▽

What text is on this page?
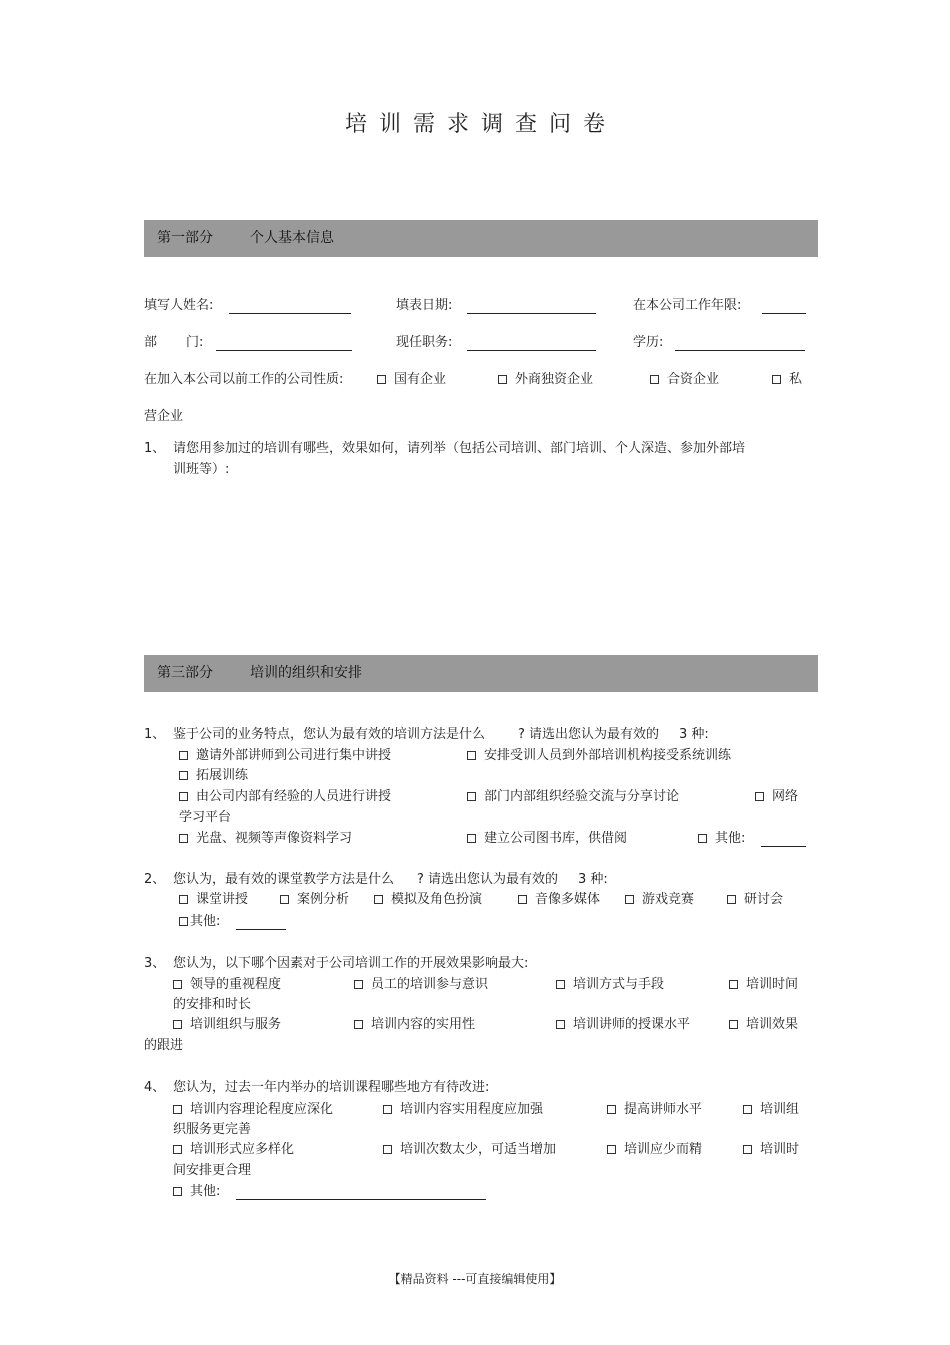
培训需求调查问卷
第一部分	个人基本信息
填写人姓名:	填表日期:	在本公司工作年限:
部 门:	现任职务:	学历:
在加入本公司以前工作的公司性质:	国有企业	外商独资企业	合资企业	私
营企业
1、 请您用参加过的培训有哪些，效果如何，请列举（包括公司培训、部门培训、个人深造、参加外部培
训班等）:
第三部分	培训的组织和安排
1、 鉴于公司的业务特点，您认为最有效的培训方法是什么	? 请选出您认为最有效的 3 种:
邀请外部讲师到公司进行集中讲授	安排受训人员到外部培训机构接受系统训练
拓展训练
由公司内部有经验的人员进行讲授	部门内部组织经验交流与分享讨论	网络
学习平台
光盘、视频等声像资料学习	建立公司图书库，供借阅	其他:
2、 您认为，最有效的课堂教学方法是什么 ? 请选出您认为最有效的 3 种:
课堂讲授	案例分析	模拟及角色扮演	音像多媒体	游戏竞赛	研讨会
其他:
3、 您认为，以下哪个因素对于公司培训工作的开展效果影响最大:
领导的重视程度	员工的培训参与意识	培训方式与手段	培训时间
的安排和时长
培训组织与服务	培训内容的实用性	培训讲师的授课水平	培训效果
的跟进
4、 您认为，过去一年内举办的培训课程哪些地方有待改进:
培训内容理论程度应深化	培训内容实用程度应加强	提高讲师水平	培训组
织服务更完善
培训形式应多样化	培训次数太少，可适当增加	培训应少而精	培训时
间安排更合理
其他:
【精品资料 ---可直接编辑使用】
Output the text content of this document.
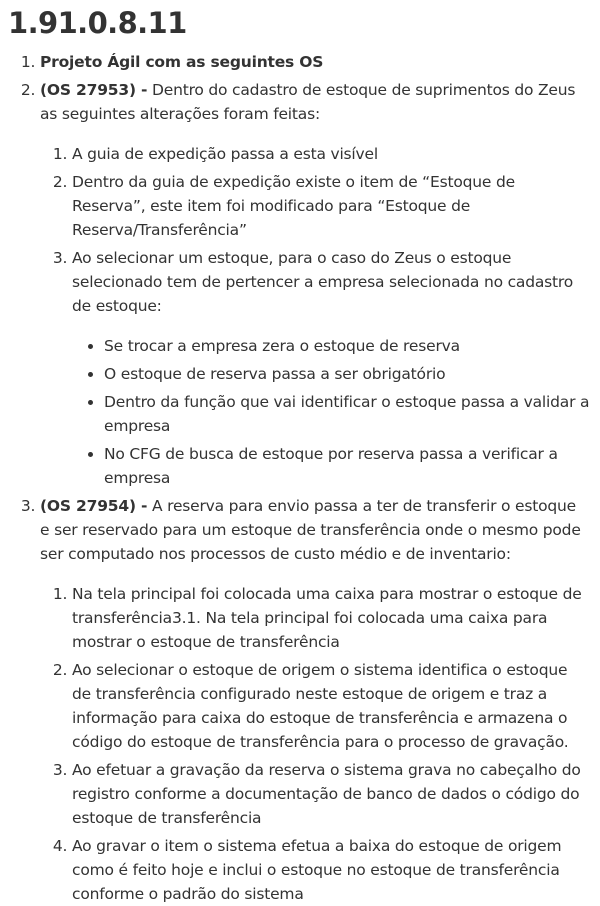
1.91.0.8.11
1. Projeto Ágil com as seguintes OS
2. (OS 27953) - Dentro do cadastro de estoque de suprimentos do Zeus as seguintes alterações foram feitas:
1. A guia de expedição passa a esta visível
2. Dentro da guia de expedição existe o item de “Estoque de Reserva”, este item foi modificado para “Estoque de Reserva/Transferência”
3. Ao selecionar um estoque, para o caso do Zeus o estoque selecionado tem de pertencer a empresa selecionada no cadastro de estoque:
• Se trocar a empresa zera o estoque de reserva
• O estoque de reserva passa a ser obrigatório
• Dentro da função que vai identificar o estoque passa a validar a empresa
• No CFG de busca de estoque por reserva passa a verificar a empresa
3. (OS 27954) - A reserva para envio passa a ter de transferir o estoque e ser reservado para um estoque de transferência onde o mesmo pode ser computado nos processos de custo médio e de inventario:
1. Na tela principal foi colocada uma caixa para mostrar o estoque de transferência3.1. Na tela principal foi colocada uma caixa para mostrar o estoque de transferência
2. Ao selecionar o estoque de origem o sistema identifica o estoque de transferência configurado neste estoque de origem e traz a informação para caixa do estoque de transferência e armazena o código do estoque de transferência para o processo de gravação.
3. Ao efetuar a gravação da reserva o sistema grava no cabeçalho do registro conforme a documentação de banco de dados o código do estoque de transferência
4. Ao gravar o item o sistema efetua a baixa do estoque de origem como é feito hoje e inclui o estoque no estoque de transferência conforme o padrão do sistema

△

Every record must be copied exactly, with the pictures left out.

What text is on this page?
培训需求调查问卷
第一部分	个人基本信息
填写人姓名:	填表日期:	在本公司工作年限:
部 门:	现任职务:	学历:
在加入本公司以前工作的公司性质:	国有企业	外商独资企业	合资企业	私
营企业
1、 请您用参加过的培训有哪些，效果如何，请列举（包括公司培训、部门培训、个人深造、参加外部培
训班等）:
第三部分	培训的组织和安排
1、 鉴于公司的业务特点，您认为最有效的培训方法是什么	? 请选出您认为最有效的 3 种:
邀请外部讲师到公司进行集中讲授	安排受训人员到外部培训机构接受系统训练
拓展训练
由公司内部有经验的人员进行讲授	部门内部组织经验交流与分享讨论	网络
学习平台
光盘、视频等声像资料学习	建立公司图书库，供借阅	其他:
2、 您认为，最有效的课堂教学方法是什么 ? 请选出您认为最有效的 3 种:
课堂讲授	案例分析	模拟及角色扮演	音像多媒体	游戏竞赛	研讨会
其他:
3、 您认为，以下哪个因素对于公司培训工作的开展效果影响最大:
领导的重视程度	员工的培训参与意识	培训方式与手段	培训时间
的安排和时长
培训组织与服务	培训内容的实用性	培训讲师的授课水平	培训效果
的跟进
4、 您认为，过去一年内举办的培训课程哪些地方有待改进:
培训内容理论程度应深化	培训内容实用程度应加强	提高讲师水平	培训组
织服务更完善
培训形式应多样化	培训次数太少，可适当增加	培训应少而精	培训时
间安排更合理
其他:
【精品资料 ---可直接编辑使用】
Output the text content of this document.
1.91.0.8.11
1. Projeto Ágil com as seguintes OS
2. (OS 27953) - Dentro do cadastro de estoque de suprimentos do Zeus as seguintes alterações foram feitas:
1. A guia de expedição passa a esta visível
2. Dentro da guia de expedição existe o item de “Estoque de Reserva”, este item foi modificado para “Estoque de Reserva/Transferência”
3. Ao selecionar um estoque, para o caso do Zeus o estoque selecionado tem de pertencer a empresa selecionada no cadastro de estoque:
• Se trocar a empresa zera o estoque de reserva
• O estoque de reserva passa a ser obrigatório
• Dentro da função que vai identificar o estoque passa a validar a empresa
• No CFG de busca de estoque por reserva passa a verificar a empresa
3. (OS 27954) - A reserva para envio passa a ter de transferir o estoque e ser reservado para um estoque de transferência onde o mesmo pode ser computado nos processos de custo médio e de inventario:
1. Na tela principal foi colocada uma caixa para mostrar o estoque de transferência3.1. Na tela principal foi colocada uma caixa para mostrar o estoque de transferência
2. Ao selecionar o estoque de origem o sistema identifica o estoque de transferência configurado neste estoque de origem e traz a informação para caixa do estoque de transferência e armazena o código do estoque de transferência para o processo de gravação.
3. Ao efetuar a gravação da reserva o sistema grava no cabeçalho do registro conforme a documentação de banco de dados o código do estoque de transferência
4. Ao gravar o item o sistema efetua a baixa do estoque de origem como é feito hoje e inclui o estoque no estoque de transferência conforme o padrão do sistema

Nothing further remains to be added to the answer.